(Stored records)
● ● ● ● ●

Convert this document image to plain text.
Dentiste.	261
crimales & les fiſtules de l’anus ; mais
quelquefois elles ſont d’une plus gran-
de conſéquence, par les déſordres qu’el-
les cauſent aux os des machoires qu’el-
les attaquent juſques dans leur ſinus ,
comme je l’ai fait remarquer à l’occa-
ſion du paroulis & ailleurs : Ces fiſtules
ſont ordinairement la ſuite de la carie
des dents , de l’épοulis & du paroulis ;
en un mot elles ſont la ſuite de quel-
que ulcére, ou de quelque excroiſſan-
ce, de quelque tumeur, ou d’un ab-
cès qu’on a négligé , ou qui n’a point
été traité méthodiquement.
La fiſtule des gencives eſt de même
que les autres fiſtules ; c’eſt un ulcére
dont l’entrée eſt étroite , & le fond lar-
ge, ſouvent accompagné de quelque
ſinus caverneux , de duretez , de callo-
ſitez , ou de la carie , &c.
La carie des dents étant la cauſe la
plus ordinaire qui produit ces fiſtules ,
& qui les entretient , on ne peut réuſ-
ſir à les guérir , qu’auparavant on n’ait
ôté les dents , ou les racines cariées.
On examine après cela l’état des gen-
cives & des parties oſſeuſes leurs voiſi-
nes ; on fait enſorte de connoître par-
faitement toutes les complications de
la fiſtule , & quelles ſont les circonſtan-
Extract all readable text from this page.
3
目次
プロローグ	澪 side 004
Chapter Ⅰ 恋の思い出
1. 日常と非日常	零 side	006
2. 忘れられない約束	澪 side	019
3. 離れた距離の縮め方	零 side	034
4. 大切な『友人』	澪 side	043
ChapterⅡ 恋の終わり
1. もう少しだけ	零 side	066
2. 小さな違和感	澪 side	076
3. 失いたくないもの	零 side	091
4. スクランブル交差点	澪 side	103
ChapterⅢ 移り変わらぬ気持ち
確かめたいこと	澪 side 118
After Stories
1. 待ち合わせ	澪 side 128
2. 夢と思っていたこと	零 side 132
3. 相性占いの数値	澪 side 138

● ● ● ● ●

What this task involves –
Locate all lines in the listing above with the word "ſont". Copy them.

The result –
quelquefois elles ſont d’une plus gran-
ſont ordinairement la ſuite de la carie
en un mot elles ſont la ſuite de quel-
la fiſtule , & quelles ſont les circonſtan-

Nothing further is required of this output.